--- Start Records shown ---
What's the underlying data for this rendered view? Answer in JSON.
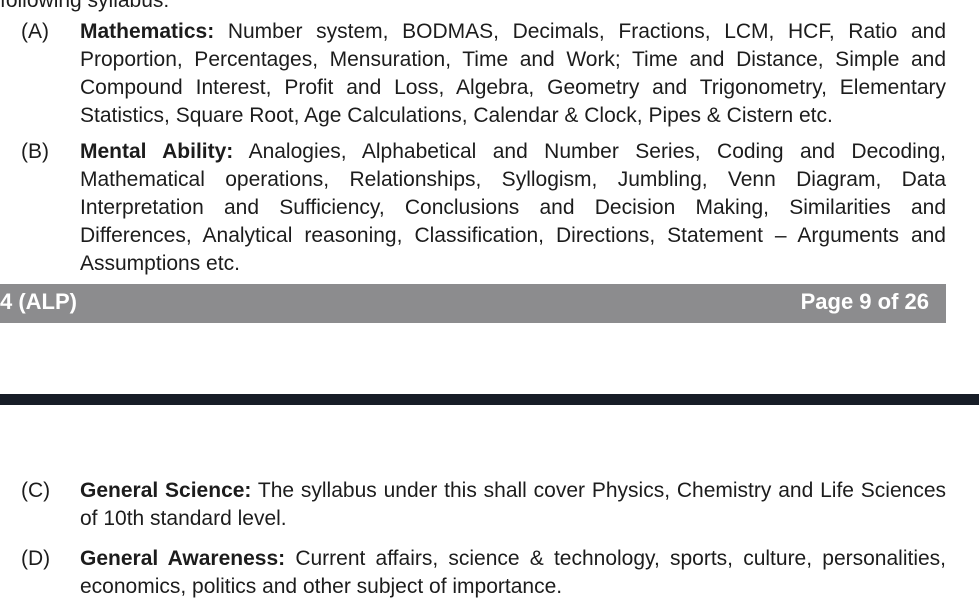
{
  "page1": {
    "cut_line": "following syllabus:",
    "items": [
      {
        "label": "(A)",
        "title": "Mathematics:",
        "text": " Number system, BODMAS, Decimals, Fractions, LCM, HCF, Ratio and Proportion, Percentages, Mensuration, Time and Work; Time and Distance, Simple and Compound Interest, Profit and Loss, Algebra, Geometry and Trigonometry, Elementary Statistics, Square Root, Age Calculations, Calendar & Clock, Pipes & Cistern etc."
      },
      {
        "label": "(B)",
        "title": "Mental Ability:",
        "text": " Analogies, Alphabetical and Number Series, Coding and Decoding, Mathematical operations, Relationships, Syllogism, Jumbling, Venn Diagram, Data Interpretation and Sufficiency, Conclusions and Decision Making, Similarities and Differences, Analytical reasoning, Classification, Directions, Statement – Arguments and Assumptions etc."
      }
    ],
    "footer": {
      "left": "4 (ALP)",
      "right": "Page 9 of 26"
    }
  },
  "page2": {
    "items": [
      {
        "label": "(C)",
        "title": "General Science:",
        "text": " The syllabus under this shall cover Physics, Chemistry and Life Sciences of 10th standard level."
      },
      {
        "label": "(D)",
        "title": "General Awareness:",
        "text": " Current affairs, science & technology, sports, culture, personalities, economics, politics and other subject of importance."
      }
    ]
  }
}
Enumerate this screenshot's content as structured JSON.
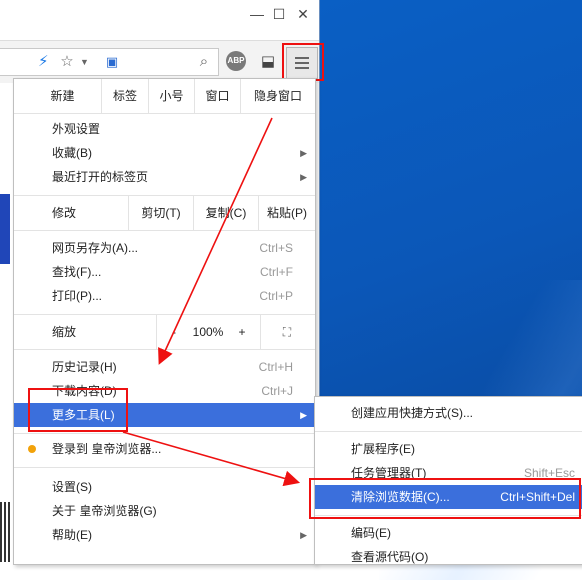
{
  "window": {
    "minimize": "—",
    "maximize": "☐",
    "close": "✕"
  },
  "toolbar": {
    "abp_label": "ABP"
  },
  "menu": {
    "edit_row1": [
      "新建",
      "标签",
      "小号",
      "窗口",
      "隐身窗口"
    ],
    "items_group1": [
      {
        "label": "外观设置",
        "arrow": false
      },
      {
        "label": "收藏(B)",
        "arrow": true
      },
      {
        "label": "最近打开的标签页",
        "arrow": true
      }
    ],
    "edit_row2": {
      "label": "修改",
      "cut": "剪切(T)",
      "copy": "复制(C)",
      "paste": "粘贴(P)"
    },
    "items_group2": [
      {
        "label": "网页另存为(A)...",
        "shortcut": "Ctrl+S"
      },
      {
        "label": "查找(F)...",
        "shortcut": "Ctrl+F"
      },
      {
        "label": "打印(P)...",
        "shortcut": "Ctrl+P"
      }
    ],
    "zoom": {
      "label": "缩放",
      "minus": "-",
      "value": "100%",
      "plus": "+"
    },
    "items_group3": [
      {
        "label": "历史记录(H)",
        "shortcut": "Ctrl+H"
      },
      {
        "label": "下载内容(D)",
        "shortcut": "Ctrl+J"
      },
      {
        "label": "更多工具(L)",
        "shortcut": ""
      }
    ],
    "login": "登录到 皇帝浏览器...",
    "items_group4": [
      {
        "label": "设置(S)",
        "arrow": false
      },
      {
        "label": "关于 皇帝浏览器(G)",
        "arrow": false
      },
      {
        "label": "帮助(E)",
        "arrow": true
      }
    ]
  },
  "submenu": {
    "items": [
      {
        "label": "创建应用快捷方式(S)...",
        "shortcut": ""
      },
      {
        "label": "扩展程序(E)",
        "shortcut": ""
      },
      {
        "label": "任务管理器(T)",
        "shortcut": "Shift+Esc"
      },
      {
        "label": "清除浏览数据(C)...",
        "shortcut": "Ctrl+Shift+Del"
      },
      {
        "label": "编码(E)",
        "shortcut": ""
      },
      {
        "label": "查看源代码(O)",
        "shortcut": ""
      }
    ]
  },
  "colors": {
    "highlight": "#3b6fdc",
    "annotation": "#e11111",
    "desktop": "#0a57b8"
  }
}
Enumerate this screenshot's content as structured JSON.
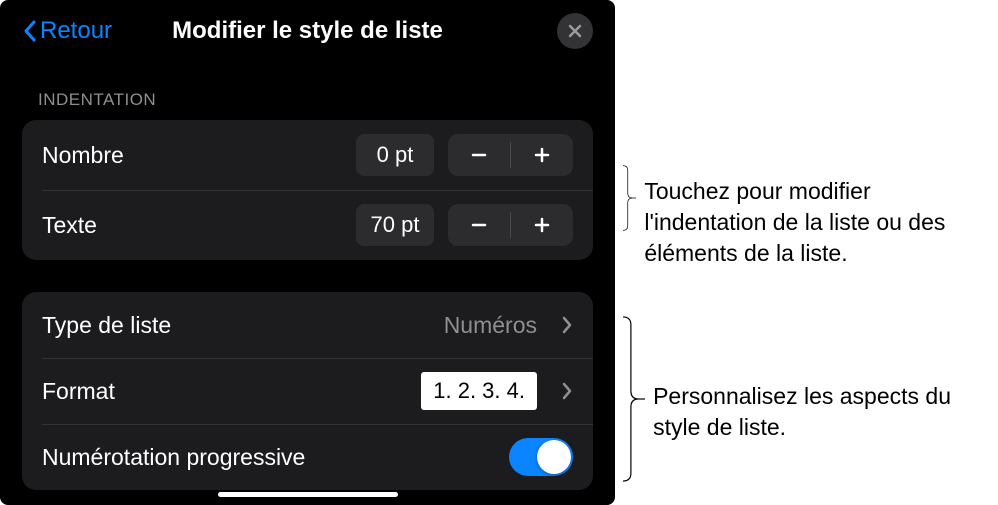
{
  "header": {
    "back": "Retour",
    "title": "Modifier le style de liste"
  },
  "indentation": {
    "sectionTitle": "INDENTATION",
    "rows": {
      "nombre": {
        "label": "Nombre",
        "value": "0 pt"
      },
      "texte": {
        "label": "Texte",
        "value": "70 pt"
      }
    }
  },
  "listStyle": {
    "typeDeListe": {
      "label": "Type de liste",
      "value": "Numéros"
    },
    "format": {
      "label": "Format",
      "preview": "1. 2. 3. 4."
    },
    "numerotationProgressive": {
      "label": "Numérotation progressive",
      "on": true
    }
  },
  "callouts": {
    "indent": "Touchez pour modifier l'indentation de la liste ou des éléments de la liste.",
    "style": "Personnalisez les aspects du style de liste."
  }
}
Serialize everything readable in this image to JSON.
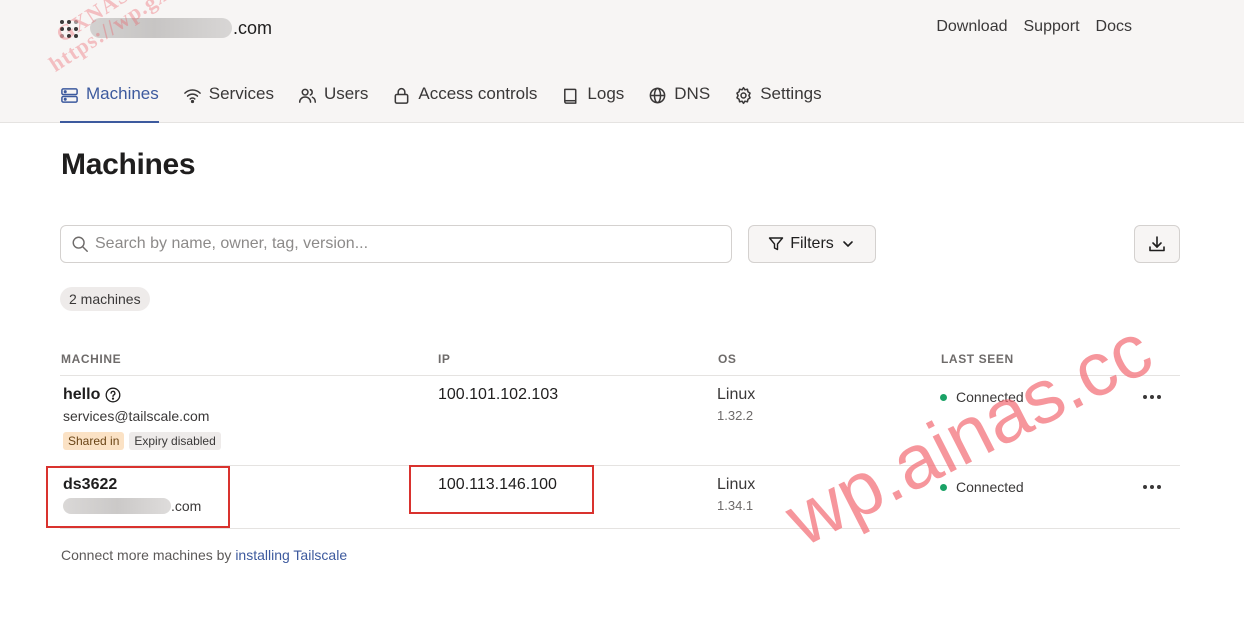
{
  "header": {
    "tenant_suffix": ".com",
    "links": [
      "Download",
      "Support",
      "Docs"
    ]
  },
  "tabs": [
    {
      "label": "Machines",
      "icon": "server-icon",
      "active": true
    },
    {
      "label": "Services",
      "icon": "wifi-icon",
      "active": false
    },
    {
      "label": "Users",
      "icon": "users-icon",
      "active": false
    },
    {
      "label": "Access controls",
      "icon": "lock-icon",
      "active": false
    },
    {
      "label": "Logs",
      "icon": "book-icon",
      "active": false
    },
    {
      "label": "DNS",
      "icon": "globe-icon",
      "active": false
    },
    {
      "label": "Settings",
      "icon": "gear-icon",
      "active": false
    }
  ],
  "page": {
    "title": "Machines",
    "search_placeholder": "Search by name, owner, tag, version...",
    "filters_label": "Filters",
    "machine_count": "2 machines"
  },
  "table": {
    "columns": [
      "MACHINE",
      "IP",
      "OS",
      "LAST SEEN"
    ],
    "rows": [
      {
        "name": "hello",
        "owner": "services@tailscale.com",
        "tags": [
          "Shared in",
          "Expiry disabled"
        ],
        "ip": "100.101.102.103",
        "os": "Linux",
        "os_version": "1.32.2",
        "last_seen": "Connected"
      },
      {
        "name": "ds3622",
        "owner_suffix": ".com",
        "ip": "100.113.146.100",
        "os": "Linux",
        "os_version": "1.34.1",
        "last_seen": "Connected"
      }
    ]
  },
  "footer": {
    "prefix": "Connect more machines by ",
    "link": "installing Tailscale"
  },
  "watermarks": {
    "top_left_line1": "GXNAS 博客",
    "top_left_line2": "https://wp.gxnas.com",
    "bottom_right": "wp.ainas.cc"
  },
  "colors": {
    "accent": "#3d5a9e",
    "status_connected": "#1aa266",
    "highlight_box": "#d9322e",
    "shared_tag_bg": "#fbe2c5"
  }
}
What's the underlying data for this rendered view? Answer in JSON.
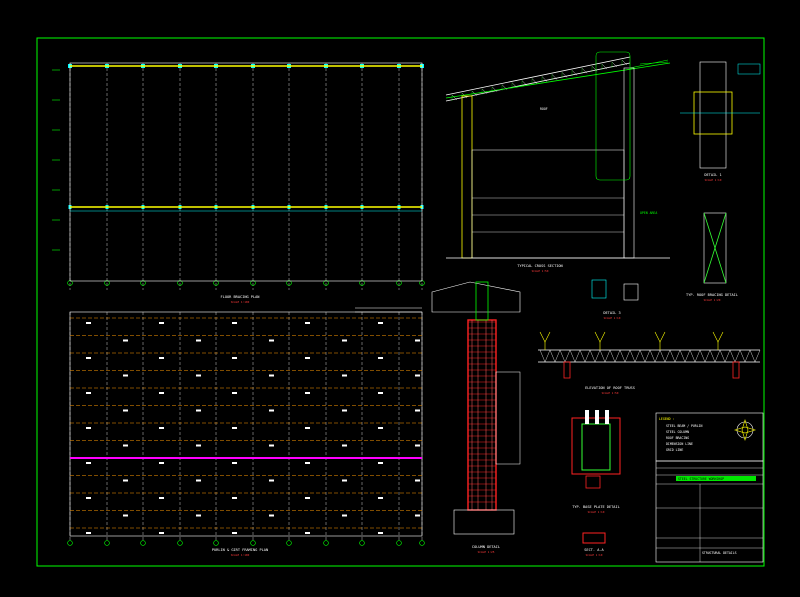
{
  "colors": {
    "background": "#000000",
    "frame": "#00ff00",
    "beam": "#ffff00",
    "grid_dash": "#ff9900",
    "tie": "#ff00ff",
    "column": "#ff2222",
    "label": "#00ffff",
    "title_white": "#ffffff",
    "scale_red": "#ff3b3b",
    "steel_green": "#33ff33"
  },
  "drawing": {
    "views": [
      {
        "id": "plan-1",
        "title": "FLOOR BRACING PLAN",
        "scale": "SCALE 1:100"
      },
      {
        "id": "plan-2",
        "title": "PURLIN & GIRT FRAMING PLAN",
        "scale": "SCALE 1:100"
      },
      {
        "id": "section",
        "title": "TYPICAL CROSS SECTION",
        "scale": "SCALE 1:50"
      },
      {
        "id": "detail-1",
        "title": "DETAIL 1",
        "scale": "SCALE 1:10"
      },
      {
        "id": "detail-2",
        "title": "TYP. ROOF BRACING DETAIL",
        "scale": "SCALE 1:20"
      },
      {
        "id": "detail-3",
        "title": "DETAIL 3",
        "scale": "SCALE 1:10"
      },
      {
        "id": "detail-4",
        "title": "ELEVATION OF ROOF TRUSS",
        "scale": "SCALE 1:50"
      },
      {
        "id": "column",
        "title": "COLUMN DETAIL",
        "scale": "SCALE 1:25"
      },
      {
        "id": "base",
        "title": "TYP. BASE PLATE DETAIL",
        "scale": "SCALE 1:10"
      },
      {
        "id": "sect-aa",
        "title": "SECT. A-A",
        "scale": "SCALE 1:10"
      }
    ],
    "legend": {
      "title": "LEGEND :",
      "items": [
        "STEEL BEAM / PURLIN",
        "STEEL COLUMN",
        "ROOF BRACING",
        "DIMENSION LINE",
        "GRID LINE"
      ]
    },
    "title_block": {
      "project": "STEEL STRUCTURE WORKSHOP",
      "sheet": "STRUCTURAL DETAILS"
    },
    "annotations": {
      "open_area": "OPEN AREA",
      "roof": "ROOF"
    }
  }
}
--- End Records shown ---
Your instructions: Copy every line of the listing that includes the string "PURLIN".

Task output:
        "title": "PURLIN & GIRT FRAMING PLAN",
        "STEEL BEAM / PURLIN",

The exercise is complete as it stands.